━━ Texto base

Olá, NuCommunity! Neste tópico vamos discutir um tema um tanto polêmico e que costuma dividir opiniões com certa frequência: a famigerada Inflação. Vamos tentar entender como é feita a medição do aumento dos preços de produtos e serviços no país e como isso impacta não somente a nossa vida no geral, mas também nossos investimentos. Adicionalmente, aprenderemos como monitorar os preços da nossa cesta de consumo pessoal.
Contexto histórico
Meu primeiro emprego foi em 1988, ano em que a inflação oficial atingiu incríveis 980,21%. Em Abril do ano seguinte, eu comecei a trabalhar numa papelaria com um salário inicial de NCz$ 100,00 (Cruzados Novos) e, em Abril de 1993, meu último salário na empresa foi de singelos Cr$ 3.714.987,73 (Cruzeiros). Nesse período, de apenas 4 anos, a inflação acumulada foi de surreais 3.845.978,86%.
O salário era corrigido automaticamente pelo índice do mês anterior e tinhamos que correr para fazer as compras o mais rápido possível. Era comum encontrar variações de até 100% num mesmo dia. Além disso, como ainda não havia internet e muito menos bancos digitais, informações e opções de investimentos além da poupança eram praticamente inexistentes, dessa forma, poucos conseguiam se proteger da corrosão do poder de compra do dinheiro.

━━━━

» **Atividades propostas**:
1. Reescreva o trecho do texto sobre inflação que vai de "O salário era" até "compra do dinheiro.", trocando "bancos digitais" por "fintechs".
2. Dê continuidade ao texto sobre inflação, começando logo após a última frase apresentada.

━━ Dados registrados

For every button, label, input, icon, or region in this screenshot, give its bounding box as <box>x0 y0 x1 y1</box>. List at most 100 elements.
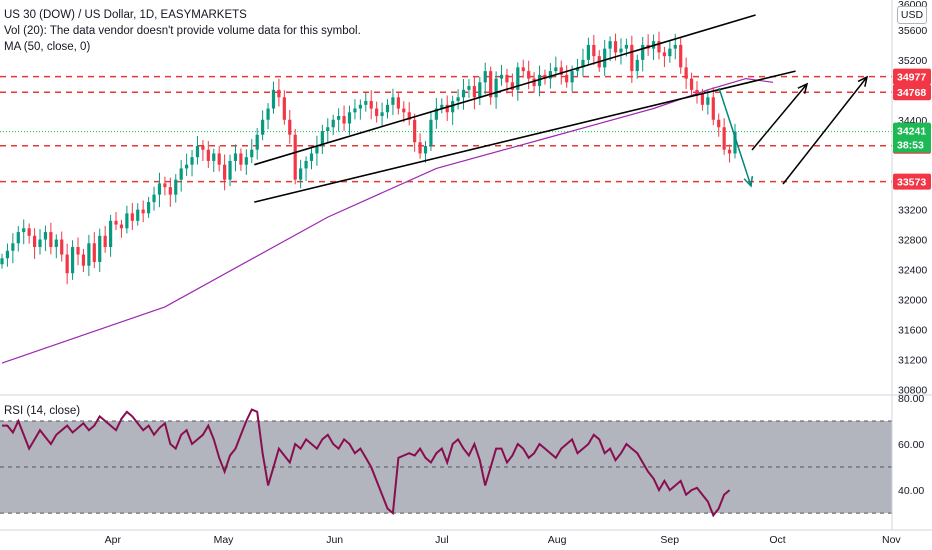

━━━━

» **Respostas por atividade**:
1.
O salário era corrigido automaticamente pelo índice do mês anterior e tinhamos que correr para fazer as compras o mais rápido possível. Era comum encontrar variações de até 100% num mesmo dia. Além disso, como ainda não havia internet e muito menos fintechs, informações e opções de investimentos além da poupança eram praticamente inexistentes, dessa forma, poucos conseguiam se proteger da corrosão do poder de compra do dinheiro.

2.
Essa realidade só foi alterada a partir de Agosto de 1993 com o início do Plano Real e a mudança definitiva da moeda em Julho de 1994. Em Julho do ano passado o Real completou 30 anos. A variação da Inflação nesse perído foi de 708,02%, equivalente a 7,23% ao ano.
Curiosamente, o frango, que se tornou um dos sínbolos da moeda na época porque custava cerca de R$1,00, apresentou praticamente a mesma variação do índice de preços nesse período. Para aqueles que costumam dizer que o índice não reflete a “inflação real”, taí uma prova irrefutável de que… não é prova de nada - o IPCA não é índice de preço do frango!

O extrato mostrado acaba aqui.